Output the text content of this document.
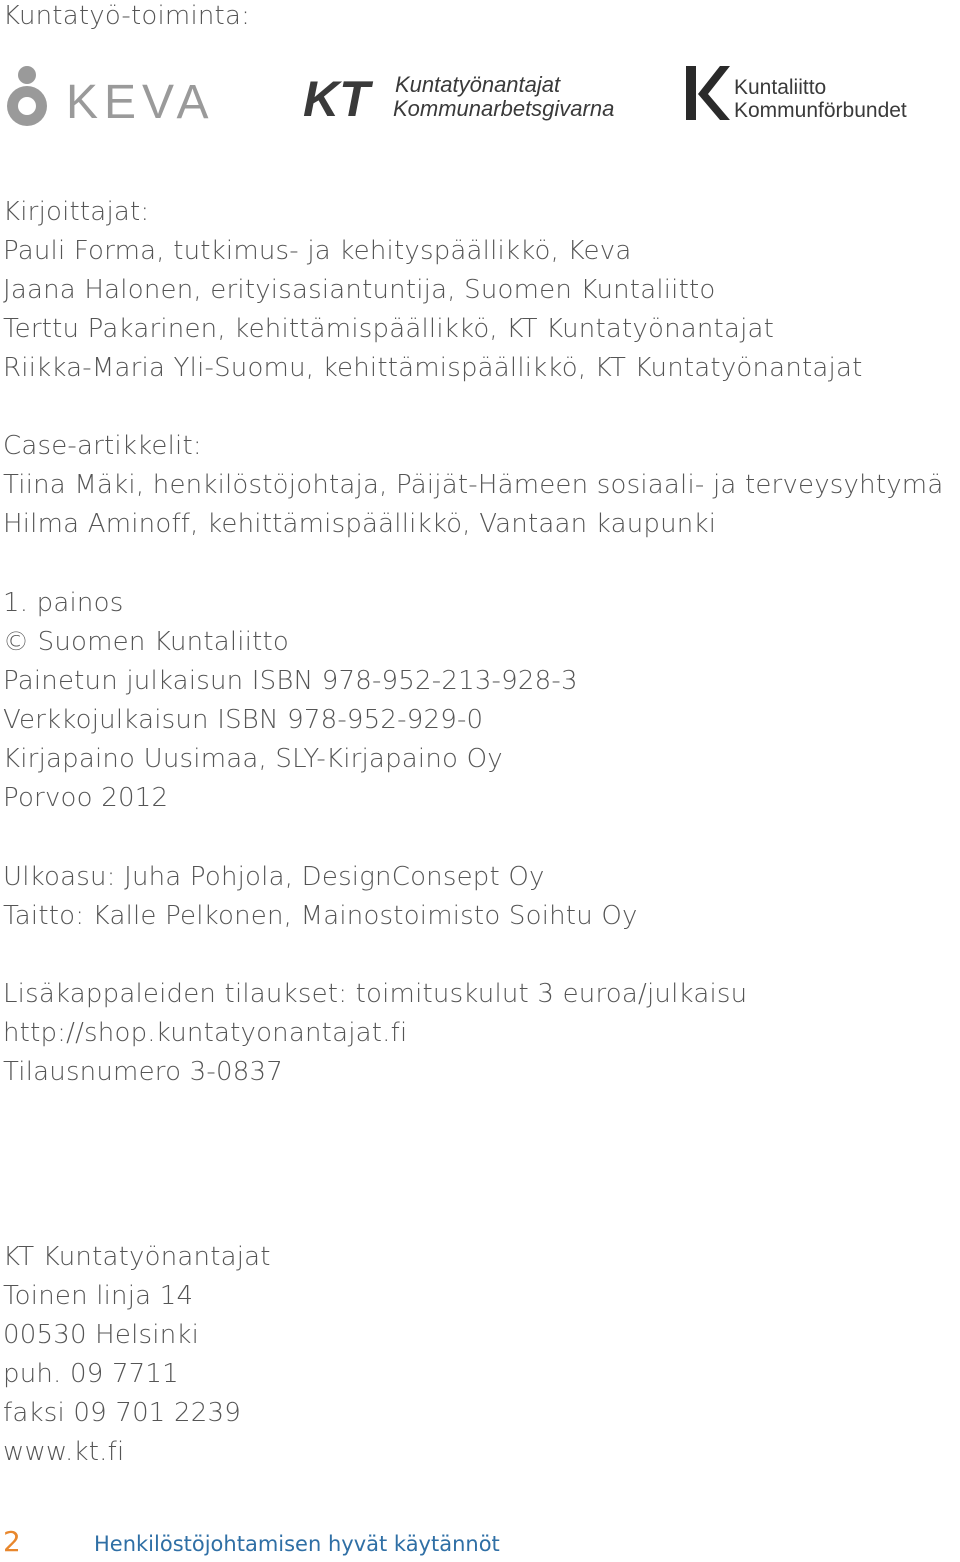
Kuntatyö-toiminta:

KEVA KT Kuntatyönantajat
Kommunarbetsgivarna
Kuntaliitto
Kommunförbundet

Kirjoittajat:

Pauli Forma, tutkimus- ja kehityspäällikkö, Keva

Jaana Halonen, erityisasiantuntija, Suomen Kuntaliitto

Terttu Pakarinen, kehittämispäällikkö, KT Kuntatyönantajat

Riikka-Maria Yli-Suomu, kehittämispäällikkö, KT Kuntatyönantajat

Case-artikkelit:

Tiina Mäki, henkilöstöjohtaja, Päijät-Hämeen sosiaali- ja terveysyhtymä

Hilma Aminoff, kehittämispäällikkö, Vantaan kaupunki

1. painos

© Suomen Kuntaliitto

Painetun julkaisun ISBN 978-952-213-928-3

Verkkojulkaisun ISBN 978-952-929-0

Kirjapaino Uusimaa, SLY-Kirjapaino Oy

Porvoo 2012

Ulkoasu: Juha Pohjola, DesignConsept Oy

Taitto: Kalle Pelkonen, Mainostoimisto Soihtu Oy

Lisäkappaleiden tilaukset: toimituskulut 3 euroa/julkaisu

http://shop.kuntatyonantajat.fi

Tilausnumero 3-0837

KT Kuntatyönantajat

Toinen linja 14

00530 Helsinki

puh. 09 7711

faksi 09 701 2239

www.kt.fi

2	Henkilöstöjohtamisen hyvät käytännöt
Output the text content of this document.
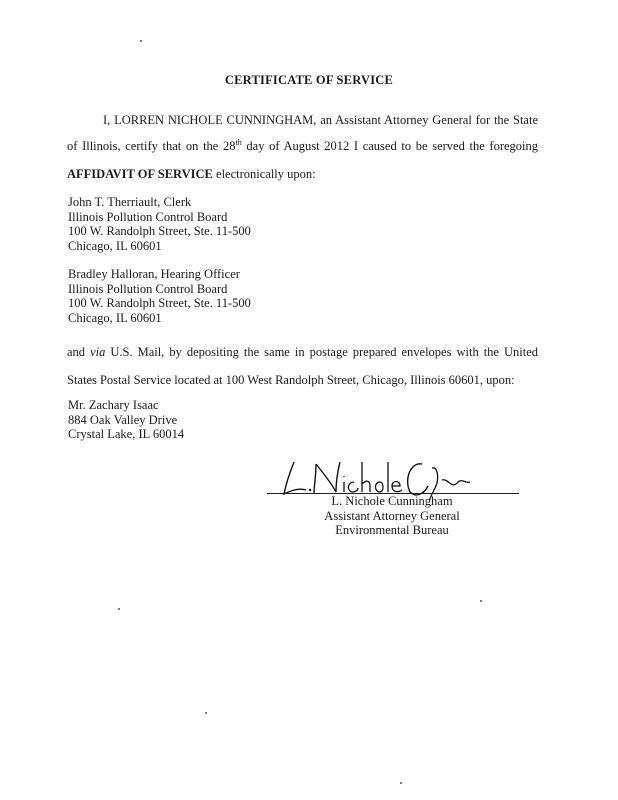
CERTIFICATE OF SERVICE
I, LORREN NICHOLE CUNNINGHAM, an Assistant Attorney General for the State
of Illinois, certify that on the 28th day of August 2012 I caused to be served the foregoing
AFFIDAVIT OF SERVICE electronically upon:
John T. Therriault, Clerk
Illinois Pollution Control Board
100 W. Randolph Street, Ste. 11-500
Chicago, IL 60601
Bradley Halloran, Hearing Officer
Illinois Pollution Control Board
100 W. Randolph Street, Ste. 11-500
Chicago, IL 60601
and via U.S. Mail, by depositing the same in postage prepared envelopes with the United
States Postal Service located at 100 West Randolph Street, Chicago, Illinois 60601, upon:
Mr. Zachary Isaac
884 Oak Valley Drive
Crystal Lake, IL 60014
L. Nichole Cunningham
Assistant Attorney General
Environmental Bureau
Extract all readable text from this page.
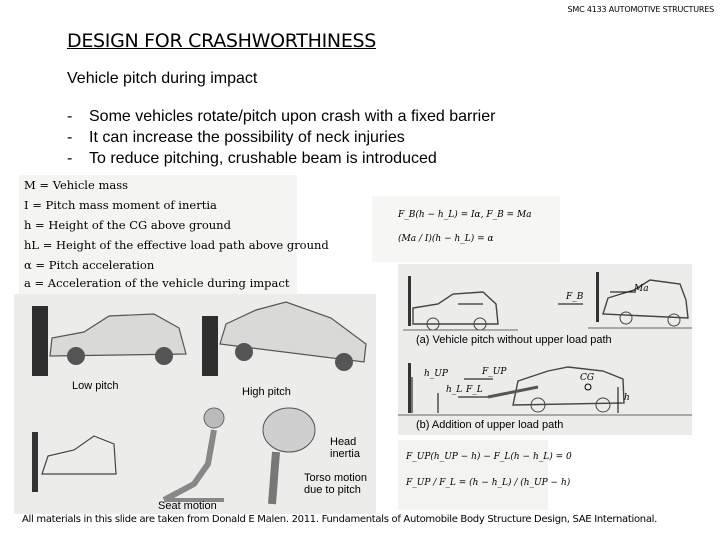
SMC 4133 AUTOMOTIVE STRUCTURES
DESIGN FOR CRASHWORTHINESS
Vehicle pitch during impact
- Some vehicles rotate/pitch upon crash with a fixed barrier
- It can increase the possibility of neck injuries
- To reduce pitching, crushable beam is introduced
M = Vehicle mass
I = Pitch mass moment of inertia
h = Height of the CG above ground
hL = Height of the effective load path above ground
α = Pitch acceleration
a = Acceleration of the vehicle during impact
F_B(h − h_L) = Iα, F_B = Ma
(Ma / I)(h − h_L) = α
F_B
Ma
(a) Vehicle pitch without upper load path
h_UP	F_UP
h_L F_L
CG
h
(b) Addition of upper load path
F_UP(h_UP − h) − F_L(h − h_L) = 0
F_UP / F_L = (h − h_L) / (h_UP − h)
Low pitch	High pitch
Head
inertia
Torso motion
due to pitch
Seat motion
All materials in this slide are taken from Donald E Malen. 2011. Fundamentals of Automobile Body Structure Design, SAE International.
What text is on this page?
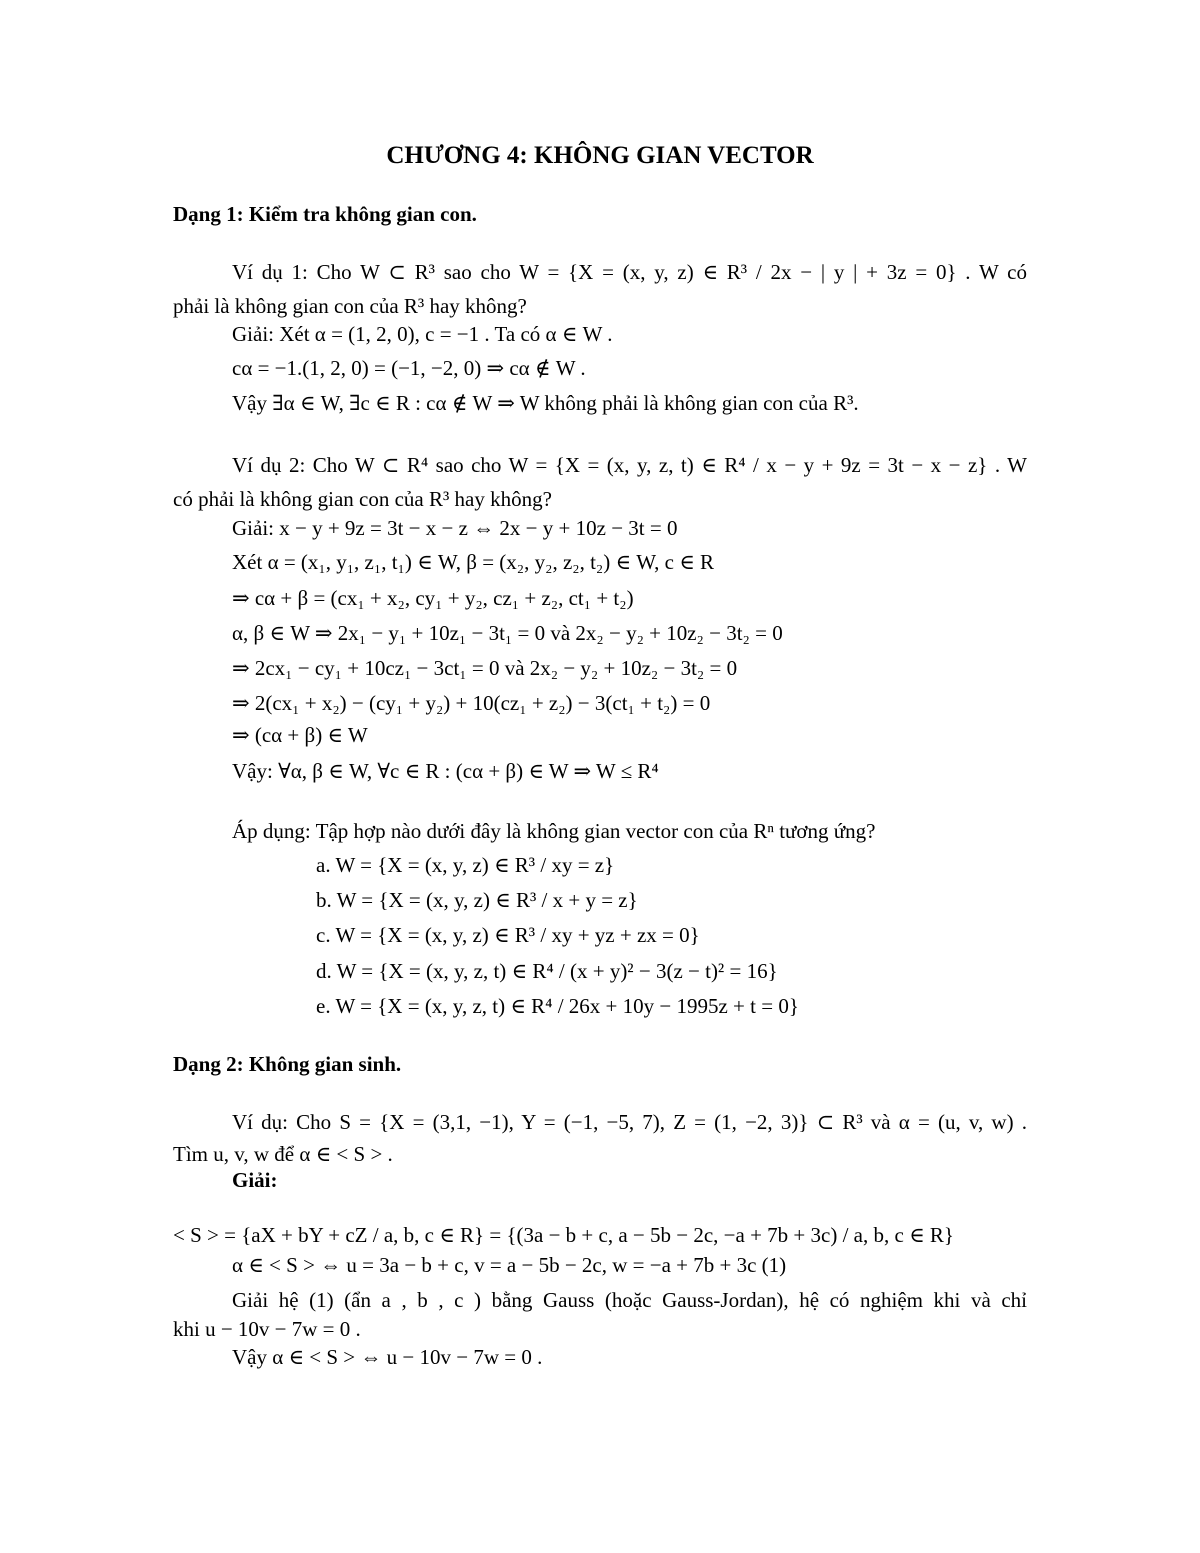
CHƯƠNG 4: KHÔNG GIAN VECTOR
Dạng 1: Kiểm tra không gian con.
Ví dụ 1: Cho W ⊂ R³ sao cho W = {X = (x, y, z) ∈ R³ / 2x − | y | + 3z = 0} . W có
phải là không gian con của R³ hay không?
Giải: Xét α = (1, 2, 0), c = −1 . Ta có α ∈ W .
cα = −1.(1, 2, 0) = (−1, −2, 0) ⇒ cα ∉ W .
Vậy ∃α ∈ W, ∃c ∈ R : cα ∉ W ⇒ W không phải là không gian con của R³.
Ví dụ 2: Cho W ⊂ R⁴ sao cho W = {X = (x, y, z, t) ∈ R⁴ / x − y + 9z = 3t − x − z} . W
có phải là không gian con của R³ hay không?
Giải: x − y + 9z = 3t − x − z ⇔ 2x − y + 10z − 3t = 0
Xét α = (x₁, y₁, z₁, t₁) ∈ W, β = (x₂, y₂, z₂, t₂) ∈ W, c ∈ R
⇒ cα + β = (cx₁ + x₂, cy₁ + y₂, cz₁ + z₂, ct₁ + t₂)
α, β ∈ W ⇒ 2x₁ − y₁ + 10z₁ − 3t₁ = 0 và 2x₂ − y₂ + 10z₂ − 3t₂ = 0
⇒ 2cx₁ − cy₁ + 10cz₁ − 3ct₁ = 0 và 2x₂ − y₂ + 10z₂ − 3t₂ = 0
⇒ 2(cx₁ + x₂) − (cy₁ + y₂) + 10(cz₁ + z₂) − 3(ct₁ + t₂) = 0
⇒ (cα + β) ∈ W
Vậy: ∀α, β ∈ W, ∀c ∈ R : (cα + β) ∈ W ⇒ W ≤ R⁴
Áp dụng: Tập hợp nào dưới đây là không gian vector con của Rⁿ tương ứng?
a. W = {X = (x, y, z) ∈ R³ / xy = z}
b. W = {X = (x, y, z) ∈ R³ / x + y = z}
c. W = {X = (x, y, z) ∈ R³ / xy + yz + zx = 0}
d. W = {X = (x, y, z, t) ∈ R⁴ / (x + y)² − 3(z − t)² = 16}
e. W = {X = (x, y, z, t) ∈ R⁴ / 26x + 10y − 1995z + t = 0}
Dạng 2: Không gian sinh.
Ví dụ: Cho S = {X = (3,1, −1), Y = (−1, −5, 7), Z = (1, −2, 3)} ⊂ R³ và α = (u, v, w) .
Tìm u, v, w để α ∈ < S > .
Giải:
< S > = {aX + bY + cZ / a, b, c ∈ R} = {(3a − b + c, a − 5b − 2c, −a + 7b + 3c) / a, b, c ∈ R}
α ∈ < S > ⇔ u = 3a − b + c, v = a − 5b − 2c, w = −a + 7b + 3c (1)
Giải hệ (1) (ẩn a , b , c ) bằng Gauss (hoặc Gauss-Jordan), hệ có nghiệm khi và chỉ
khi u − 10v − 7w = 0 .
Vậy α ∈ < S > ⇔ u − 10v − 7w = 0 .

Task description — Repeat every record above exactly, but leave out any pictures.

Answer in full —
Output the text content of this document.
Kuntatyö-toiminta:

KEVA KT Kuntatyönantajat
Kommunarbetsgivarna
Kuntaliitto
Kommunförbundet

Kirjoittajat:

Pauli Forma, tutkimus- ja kehityspäällikkö, Keva

Jaana Halonen, erityisasiantuntija, Suomen Kuntaliitto

Terttu Pakarinen, kehittämispäällikkö, KT Kuntatyönantajat

Riikka-Maria Yli-Suomu, kehittämispäällikkö, KT Kuntatyönantajat

Case-artikkelit:

Tiina Mäki, henkilöstöjohtaja, Päijät-Hämeen sosiaali- ja terveysyhtymä

Hilma Aminoff, kehittämispäällikkö, Vantaan kaupunki

1. painos

© Suomen Kuntaliitto

Painetun julkaisun ISBN 978-952-213-928-3

Verkkojulkaisun ISBN 978-952-929-0

Kirjapaino Uusimaa, SLY-Kirjapaino Oy

Porvoo 2012

Ulkoasu: Juha Pohjola, DesignConsept Oy

Taitto: Kalle Pelkonen, Mainostoimisto Soihtu Oy

Lisäkappaleiden tilaukset: toimituskulut 3 euroa/julkaisu

http://shop.kuntatyonantajat.fi

Tilausnumero 3-0837

KT Kuntatyönantajat

Toinen linja 14

00530 Helsinki

puh. 09 7711

faksi 09 701 2239

www.kt.fi

2	Henkilöstöjohtamisen hyvät käytännöt
Output the text content of this document.
CERTIFICATE OF SERVICE
I, LORREN NICHOLE CUNNINGHAM, an Assistant Attorney General for the State
of Illinois, certify that on the 28th day of August 2012 I caused to be served the foregoing
AFFIDAVIT OF SERVICE electronically upon:
John T. Therriault, Clerk
Illinois Pollution Control Board
100 W. Randolph Street, Ste. 11-500
Chicago, IL 60601
Bradley Halloran, Hearing Officer
Illinois Pollution Control Board
100 W. Randolph Street, Ste. 11-500
Chicago, IL 60601
and via U.S. Mail, by depositing the same in postage prepared envelopes with the United
States Postal Service located at 100 West Randolph Street, Chicago, Illinois 60601, upon:
Mr. Zachary Isaac
884 Oak Valley Drive
Crystal Lake, IL 60014
L. Nichole Cunningham
Assistant Attorney General
Environmental Bureau
Extract all readable text from this page.
SMC 4133 AUTOMOTIVE STRUCTURES
DESIGN FOR CRASHWORTHINESS
Vehicle pitch during impact
- Some vehicles rotate/pitch upon crash with a fixed barrier
- It can increase the possibility of neck injuries
- To reduce pitching, crushable beam is introduced
M = Vehicle mass
I = Pitch mass moment of inertia
h = Height of the CG above ground
hL = Height of the effective load path above ground
α = Pitch acceleration
a = Acceleration of the vehicle during impact
F_B(h − h_L) = Iα, F_B = Ma
(Ma / I)(h − h_L) = α
F_B
Ma
(a) Vehicle pitch without upper load path
h_UP	F_UP
h_L F_L
CG
h
(b) Addition of upper load path
F_UP(h_UP − h) − F_L(h − h_L) = 0
F_UP / F_L = (h − h_L) / (h_UP − h)
Low pitch	High pitch
Head
inertia
Torso motion
due to pitch
Seat motion
All materials in this slide are taken from Donald E Malen. 2011. Fundamentals of Automobile Body Structure Design, SAE International.
What text is on this page?
CHƯƠNG 4: KHÔNG GIAN VECTOR
Dạng 1: Kiểm tra không gian con.
Ví dụ 1: Cho W ⊂ R³ sao cho W = {X = (x, y, z) ∈ R³ / 2x − | y | + 3z = 0} . W có
phải là không gian con của R³ hay không?
Giải: Xét α = (1, 2, 0), c = −1 . Ta có α ∈ W .
cα = −1.(1, 2, 0) = (−1, −2, 0) ⇒ cα ∉ W .
Vậy ∃α ∈ W, ∃c ∈ R : cα ∉ W ⇒ W không phải là không gian con của R³.
Ví dụ 2: Cho W ⊂ R⁴ sao cho W = {X = (x, y, z, t) ∈ R⁴ / x − y + 9z = 3t − x − z} . W
có phải là không gian con của R³ hay không?
Giải: x − y + 9z = 3t − x − z ⇔ 2x − y + 10z − 3t = 0
Xét α = (x₁, y₁, z₁, t₁) ∈ W, β = (x₂, y₂, z₂, t₂) ∈ W, c ∈ R
⇒ cα + β = (cx₁ + x₂, cy₁ + y₂, cz₁ + z₂, ct₁ + t₂)
α, β ∈ W ⇒ 2x₁ − y₁ + 10z₁ − 3t₁ = 0 và 2x₂ − y₂ + 10z₂ − 3t₂ = 0
⇒ 2cx₁ − cy₁ + 10cz₁ − 3ct₁ = 0 và 2x₂ − y₂ + 10z₂ − 3t₂ = 0
⇒ 2(cx₁ + x₂) − (cy₁ + y₂) + 10(cz₁ + z₂) − 3(ct₁ + t₂) = 0
⇒ (cα + β) ∈ W
Vậy: ∀α, β ∈ W, ∀c ∈ R : (cα + β) ∈ W ⇒ W ≤ R⁴
Áp dụng: Tập hợp nào dưới đây là không gian vector con của Rⁿ tương ứng?
a. W = {X = (x, y, z) ∈ R³ / xy = z}
b. W = {X = (x, y, z) ∈ R³ / x + y = z}
c. W = {X = (x, y, z) ∈ R³ / xy + yz + zx = 0}
d. W = {X = (x, y, z, t) ∈ R⁴ / (x + y)² − 3(z − t)² = 16}
e. W = {X = (x, y, z, t) ∈ R⁴ / 26x + 10y − 1995z + t = 0}
Dạng 2: Không gian sinh.
Ví dụ: Cho S = {X = (3,1, −1), Y = (−1, −5, 7), Z = (1, −2, 3)} ⊂ R³ và α = (u, v, w) .
Tìm u, v, w để α ∈ < S > .
Giải:
< S > = {aX + bY + cZ / a, b, c ∈ R} = {(3a − b + c, a − 5b − 2c, −a + 7b + 3c) / a, b, c ∈ R}
α ∈ < S > ⇔ u = 3a − b + c, v = a − 5b − 2c, w = −a + 7b + 3c (1)
Giải hệ (1) (ẩn a , b , c ) bằng Gauss (hoặc Gauss-Jordan), hệ có nghiệm khi và chỉ
khi u − 10v − 7w = 0 .
Vậy α ∈ < S > ⇔ u − 10v − 7w = 0 .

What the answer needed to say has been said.